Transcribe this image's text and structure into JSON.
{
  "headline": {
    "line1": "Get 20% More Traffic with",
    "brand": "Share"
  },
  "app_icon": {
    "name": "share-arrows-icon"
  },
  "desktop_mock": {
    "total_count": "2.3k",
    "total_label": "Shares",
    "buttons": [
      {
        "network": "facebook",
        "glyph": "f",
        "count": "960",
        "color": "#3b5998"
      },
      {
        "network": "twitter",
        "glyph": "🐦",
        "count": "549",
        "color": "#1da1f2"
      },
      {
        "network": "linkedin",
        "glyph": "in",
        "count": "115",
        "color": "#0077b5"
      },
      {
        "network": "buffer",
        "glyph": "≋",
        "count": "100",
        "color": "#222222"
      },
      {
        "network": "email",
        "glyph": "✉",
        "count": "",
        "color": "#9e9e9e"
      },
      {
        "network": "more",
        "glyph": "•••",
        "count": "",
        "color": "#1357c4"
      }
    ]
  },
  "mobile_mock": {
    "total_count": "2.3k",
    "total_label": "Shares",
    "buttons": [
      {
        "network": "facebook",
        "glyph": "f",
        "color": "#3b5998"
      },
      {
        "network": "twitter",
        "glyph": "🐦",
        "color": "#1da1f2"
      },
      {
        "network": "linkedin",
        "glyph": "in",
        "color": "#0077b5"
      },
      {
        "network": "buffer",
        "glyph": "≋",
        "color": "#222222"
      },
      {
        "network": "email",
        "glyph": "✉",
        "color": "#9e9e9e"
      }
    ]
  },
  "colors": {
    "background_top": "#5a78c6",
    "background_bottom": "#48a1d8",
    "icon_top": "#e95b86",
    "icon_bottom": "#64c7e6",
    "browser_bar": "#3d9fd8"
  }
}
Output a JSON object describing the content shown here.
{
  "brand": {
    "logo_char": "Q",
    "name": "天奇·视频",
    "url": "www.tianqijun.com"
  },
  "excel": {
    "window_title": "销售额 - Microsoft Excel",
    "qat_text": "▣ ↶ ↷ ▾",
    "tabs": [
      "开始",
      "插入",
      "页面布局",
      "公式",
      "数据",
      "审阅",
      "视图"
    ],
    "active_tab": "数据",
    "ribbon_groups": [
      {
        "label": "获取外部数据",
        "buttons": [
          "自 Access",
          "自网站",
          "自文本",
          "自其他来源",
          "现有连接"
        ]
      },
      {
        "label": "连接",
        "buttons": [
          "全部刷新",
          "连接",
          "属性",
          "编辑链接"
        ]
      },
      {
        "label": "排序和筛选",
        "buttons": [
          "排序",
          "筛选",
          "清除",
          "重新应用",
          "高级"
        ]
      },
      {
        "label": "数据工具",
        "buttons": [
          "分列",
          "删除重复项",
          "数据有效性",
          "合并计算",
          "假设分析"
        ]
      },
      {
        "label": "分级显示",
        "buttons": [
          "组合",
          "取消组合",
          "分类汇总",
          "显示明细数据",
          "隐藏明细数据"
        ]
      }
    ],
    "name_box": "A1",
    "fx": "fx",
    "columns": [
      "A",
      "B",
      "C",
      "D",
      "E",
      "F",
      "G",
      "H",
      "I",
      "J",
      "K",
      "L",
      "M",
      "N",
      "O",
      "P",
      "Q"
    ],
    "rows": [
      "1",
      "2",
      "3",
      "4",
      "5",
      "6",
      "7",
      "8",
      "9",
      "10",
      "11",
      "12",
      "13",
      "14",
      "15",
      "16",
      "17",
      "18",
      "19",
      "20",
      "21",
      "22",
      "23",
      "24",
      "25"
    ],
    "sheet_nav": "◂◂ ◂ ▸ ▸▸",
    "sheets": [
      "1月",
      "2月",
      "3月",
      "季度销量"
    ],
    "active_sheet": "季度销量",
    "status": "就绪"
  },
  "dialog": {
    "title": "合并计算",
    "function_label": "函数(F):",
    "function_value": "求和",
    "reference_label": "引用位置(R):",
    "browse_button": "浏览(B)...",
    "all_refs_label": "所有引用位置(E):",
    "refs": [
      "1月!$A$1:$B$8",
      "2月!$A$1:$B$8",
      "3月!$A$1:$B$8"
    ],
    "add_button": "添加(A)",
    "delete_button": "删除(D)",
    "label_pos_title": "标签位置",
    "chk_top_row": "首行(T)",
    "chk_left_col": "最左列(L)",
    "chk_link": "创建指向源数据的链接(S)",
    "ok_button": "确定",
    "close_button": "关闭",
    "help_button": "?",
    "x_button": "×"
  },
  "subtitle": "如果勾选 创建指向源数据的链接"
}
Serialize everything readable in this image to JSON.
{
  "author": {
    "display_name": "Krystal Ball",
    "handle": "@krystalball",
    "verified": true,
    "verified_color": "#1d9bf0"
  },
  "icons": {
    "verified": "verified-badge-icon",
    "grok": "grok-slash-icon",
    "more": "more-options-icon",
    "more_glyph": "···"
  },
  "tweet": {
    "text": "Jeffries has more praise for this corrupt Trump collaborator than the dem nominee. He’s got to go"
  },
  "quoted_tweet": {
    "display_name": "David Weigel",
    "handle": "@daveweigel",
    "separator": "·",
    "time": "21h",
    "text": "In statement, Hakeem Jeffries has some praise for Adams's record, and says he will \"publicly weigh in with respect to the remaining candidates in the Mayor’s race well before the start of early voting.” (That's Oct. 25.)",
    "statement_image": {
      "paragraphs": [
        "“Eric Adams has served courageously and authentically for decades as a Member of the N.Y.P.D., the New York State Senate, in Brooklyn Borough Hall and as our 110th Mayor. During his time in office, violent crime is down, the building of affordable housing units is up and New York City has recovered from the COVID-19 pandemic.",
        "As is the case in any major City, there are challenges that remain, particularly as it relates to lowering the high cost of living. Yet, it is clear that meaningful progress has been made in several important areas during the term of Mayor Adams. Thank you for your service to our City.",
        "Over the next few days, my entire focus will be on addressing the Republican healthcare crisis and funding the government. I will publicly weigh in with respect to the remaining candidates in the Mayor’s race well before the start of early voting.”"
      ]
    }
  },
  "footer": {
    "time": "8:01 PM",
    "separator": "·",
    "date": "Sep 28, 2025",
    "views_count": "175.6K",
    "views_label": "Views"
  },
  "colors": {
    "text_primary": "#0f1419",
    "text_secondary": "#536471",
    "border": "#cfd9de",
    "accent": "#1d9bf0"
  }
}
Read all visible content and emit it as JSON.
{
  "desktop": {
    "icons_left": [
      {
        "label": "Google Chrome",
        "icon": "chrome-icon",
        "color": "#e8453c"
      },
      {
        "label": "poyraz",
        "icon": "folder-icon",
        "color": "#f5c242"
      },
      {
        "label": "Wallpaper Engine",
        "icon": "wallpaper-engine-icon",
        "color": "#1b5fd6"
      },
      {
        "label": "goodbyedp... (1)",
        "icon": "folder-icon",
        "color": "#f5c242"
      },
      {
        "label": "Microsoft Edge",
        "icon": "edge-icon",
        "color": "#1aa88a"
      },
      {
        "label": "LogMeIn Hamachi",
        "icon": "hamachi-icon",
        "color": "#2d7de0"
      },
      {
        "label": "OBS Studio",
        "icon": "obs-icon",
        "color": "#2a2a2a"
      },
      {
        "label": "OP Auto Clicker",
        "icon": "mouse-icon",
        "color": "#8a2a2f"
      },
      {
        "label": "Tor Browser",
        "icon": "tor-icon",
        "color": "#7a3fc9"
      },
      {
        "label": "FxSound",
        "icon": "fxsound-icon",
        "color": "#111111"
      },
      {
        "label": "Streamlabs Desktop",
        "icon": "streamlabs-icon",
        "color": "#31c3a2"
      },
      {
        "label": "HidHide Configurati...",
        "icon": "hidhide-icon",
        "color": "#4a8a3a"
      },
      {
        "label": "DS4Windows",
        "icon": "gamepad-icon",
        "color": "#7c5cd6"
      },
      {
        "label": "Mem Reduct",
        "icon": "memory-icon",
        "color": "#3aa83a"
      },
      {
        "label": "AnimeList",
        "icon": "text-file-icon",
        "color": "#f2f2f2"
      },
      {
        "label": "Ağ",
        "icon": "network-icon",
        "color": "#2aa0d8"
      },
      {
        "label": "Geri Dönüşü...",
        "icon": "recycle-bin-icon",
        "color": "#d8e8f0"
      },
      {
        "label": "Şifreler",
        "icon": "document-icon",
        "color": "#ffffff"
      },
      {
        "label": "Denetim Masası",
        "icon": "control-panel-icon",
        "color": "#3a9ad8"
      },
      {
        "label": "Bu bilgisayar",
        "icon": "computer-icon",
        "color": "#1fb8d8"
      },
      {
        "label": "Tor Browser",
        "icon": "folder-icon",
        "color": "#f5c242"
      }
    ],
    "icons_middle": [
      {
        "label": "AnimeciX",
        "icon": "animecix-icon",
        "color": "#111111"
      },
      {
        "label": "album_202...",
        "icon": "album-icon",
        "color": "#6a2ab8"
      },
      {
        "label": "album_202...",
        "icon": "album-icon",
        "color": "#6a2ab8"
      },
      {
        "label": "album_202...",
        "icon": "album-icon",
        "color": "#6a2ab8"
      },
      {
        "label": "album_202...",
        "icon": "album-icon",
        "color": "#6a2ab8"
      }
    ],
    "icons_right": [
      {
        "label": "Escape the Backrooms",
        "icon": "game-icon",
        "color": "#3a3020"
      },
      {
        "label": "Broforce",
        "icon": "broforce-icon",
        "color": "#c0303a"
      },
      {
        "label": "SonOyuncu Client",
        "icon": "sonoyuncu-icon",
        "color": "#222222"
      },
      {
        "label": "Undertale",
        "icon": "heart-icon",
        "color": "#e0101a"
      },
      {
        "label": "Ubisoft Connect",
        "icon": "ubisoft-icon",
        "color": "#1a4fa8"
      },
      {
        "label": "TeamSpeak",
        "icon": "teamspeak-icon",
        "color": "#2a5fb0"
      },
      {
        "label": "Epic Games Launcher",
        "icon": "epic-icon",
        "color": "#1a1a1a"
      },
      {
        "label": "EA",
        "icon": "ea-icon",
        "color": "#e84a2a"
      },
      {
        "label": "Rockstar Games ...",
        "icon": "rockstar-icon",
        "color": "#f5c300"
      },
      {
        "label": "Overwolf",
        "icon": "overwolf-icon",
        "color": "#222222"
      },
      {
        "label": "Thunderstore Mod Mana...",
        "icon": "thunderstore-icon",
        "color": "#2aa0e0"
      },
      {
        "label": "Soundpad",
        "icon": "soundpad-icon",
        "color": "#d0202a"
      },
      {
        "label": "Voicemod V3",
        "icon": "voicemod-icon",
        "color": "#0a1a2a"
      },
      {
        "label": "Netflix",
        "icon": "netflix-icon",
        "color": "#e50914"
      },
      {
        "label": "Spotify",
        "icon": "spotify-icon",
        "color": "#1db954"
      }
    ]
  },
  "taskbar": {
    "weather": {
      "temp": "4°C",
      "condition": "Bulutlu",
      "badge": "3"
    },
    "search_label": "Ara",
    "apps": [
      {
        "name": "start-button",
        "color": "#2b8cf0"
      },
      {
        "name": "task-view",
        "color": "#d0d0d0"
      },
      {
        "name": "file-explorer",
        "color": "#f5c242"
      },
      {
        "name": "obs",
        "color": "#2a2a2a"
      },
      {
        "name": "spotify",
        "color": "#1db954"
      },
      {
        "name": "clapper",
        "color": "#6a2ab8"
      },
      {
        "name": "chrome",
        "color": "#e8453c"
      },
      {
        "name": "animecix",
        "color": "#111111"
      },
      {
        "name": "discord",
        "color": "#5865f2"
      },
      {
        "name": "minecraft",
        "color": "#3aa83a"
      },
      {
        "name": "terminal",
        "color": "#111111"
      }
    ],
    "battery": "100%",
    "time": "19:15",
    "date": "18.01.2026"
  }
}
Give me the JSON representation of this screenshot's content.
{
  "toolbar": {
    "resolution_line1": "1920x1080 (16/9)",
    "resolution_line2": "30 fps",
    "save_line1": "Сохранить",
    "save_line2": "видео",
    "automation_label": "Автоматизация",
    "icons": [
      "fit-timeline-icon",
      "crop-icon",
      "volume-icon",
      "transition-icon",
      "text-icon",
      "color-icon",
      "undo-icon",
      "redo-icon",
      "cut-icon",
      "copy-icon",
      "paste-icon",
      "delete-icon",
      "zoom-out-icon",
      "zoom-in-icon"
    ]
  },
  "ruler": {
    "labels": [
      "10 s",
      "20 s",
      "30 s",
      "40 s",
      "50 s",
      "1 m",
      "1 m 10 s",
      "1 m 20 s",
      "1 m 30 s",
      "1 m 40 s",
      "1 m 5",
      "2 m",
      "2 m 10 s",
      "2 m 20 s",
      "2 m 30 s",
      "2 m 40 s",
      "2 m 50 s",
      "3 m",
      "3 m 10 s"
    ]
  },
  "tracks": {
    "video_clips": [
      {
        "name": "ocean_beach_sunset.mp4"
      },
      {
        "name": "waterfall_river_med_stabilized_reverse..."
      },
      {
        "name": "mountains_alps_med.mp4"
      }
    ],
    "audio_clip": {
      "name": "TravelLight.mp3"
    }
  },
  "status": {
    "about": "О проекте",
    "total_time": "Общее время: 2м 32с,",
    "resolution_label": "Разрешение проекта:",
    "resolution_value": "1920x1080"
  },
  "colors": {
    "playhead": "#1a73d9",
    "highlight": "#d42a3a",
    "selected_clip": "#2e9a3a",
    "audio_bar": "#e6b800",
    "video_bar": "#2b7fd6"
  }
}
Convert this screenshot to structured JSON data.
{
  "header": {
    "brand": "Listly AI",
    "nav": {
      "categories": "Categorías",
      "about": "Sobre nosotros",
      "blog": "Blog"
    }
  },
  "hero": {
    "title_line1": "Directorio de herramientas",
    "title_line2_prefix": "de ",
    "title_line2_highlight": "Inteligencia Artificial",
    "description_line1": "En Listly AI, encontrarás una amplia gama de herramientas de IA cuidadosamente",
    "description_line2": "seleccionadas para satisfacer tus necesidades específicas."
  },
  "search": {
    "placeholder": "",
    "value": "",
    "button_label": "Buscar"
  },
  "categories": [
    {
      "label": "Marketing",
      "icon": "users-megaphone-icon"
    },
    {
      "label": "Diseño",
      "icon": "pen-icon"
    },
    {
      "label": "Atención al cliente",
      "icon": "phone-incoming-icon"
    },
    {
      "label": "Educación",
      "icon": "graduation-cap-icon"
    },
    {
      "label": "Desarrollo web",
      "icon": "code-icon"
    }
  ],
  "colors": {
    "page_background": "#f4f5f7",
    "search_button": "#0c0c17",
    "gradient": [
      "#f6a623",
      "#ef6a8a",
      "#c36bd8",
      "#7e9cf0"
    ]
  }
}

__Given problem__
Pull every line containing "City" out of the records.

__The reply__
        "“Eric Adams has served courageously and authentically for decades as a Member of the N.Y.P.D., the New York State Senate, in Brooklyn Borough Hall and as our 110th Mayor. During his time in office, violent crime is down, the building of affordable housing units is up and New York City has recovered from the COVID-19 pandemic.",
        "As is the case in any major City, there are challenges that remain, particularly as it relates to lowering the high cost of living. Yet, it is clear that meaningful progress has been made in several important areas during the term of Mayor Adams. Thank you for your service to our City.",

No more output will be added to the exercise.